* _Written task_
Omit every picture, then give all the entries again exactly.

* _Records shown_
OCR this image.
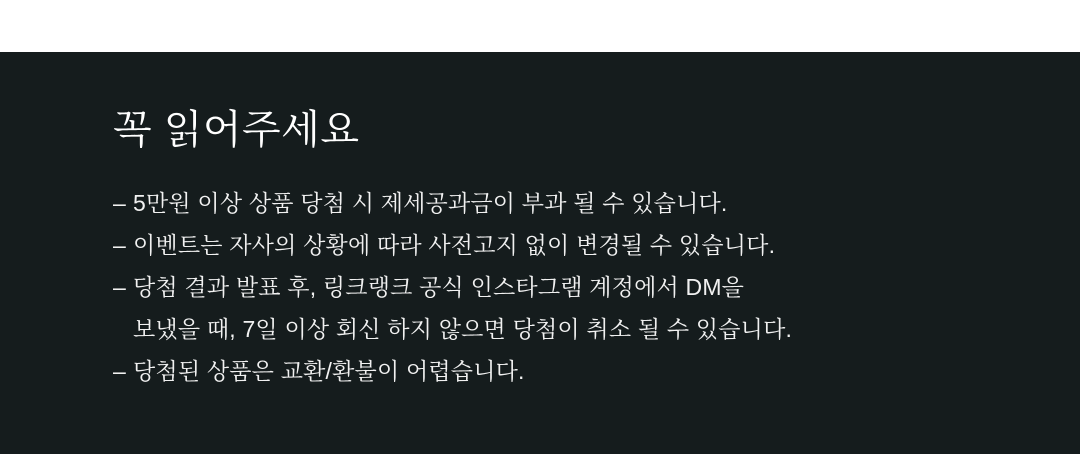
꼭 읽어주세요
– 5만원 이상 상품 당첨 시 제세공과금이 부과 될 수 있습니다.
– 이벤트는 자사의 상황에 따라 사전고지 없이 변경될 수 있습니다.
– 당첨 결과 발표 후, 링크랭크 공식 인스타그램 계정에서 DM을
보냈을 때, 7일 이상 회신 하지 않으면 당첨이 취소 될 수 있습니다.
– 당첨된 상품은 교환/환불이 어렵습니다.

* _Exercise result_
OCR this image.
꼭 읽어주세요
– 5만원 이상 상품 당첨 시 제세공과금이 부과 될 수 있습니다.
– 이벤트는 자사의 상황에 따라 사전고지 없이 변경될 수 있습니다.
– 당첨 결과 발표 후, 링크랭크 공식 인스타그램 계정에서 DM을
보냈을 때, 7일 이상 회신 하지 않으면 당첨이 취소 될 수 있습니다.
– 당첨된 상품은 교환/환불이 어렵습니다.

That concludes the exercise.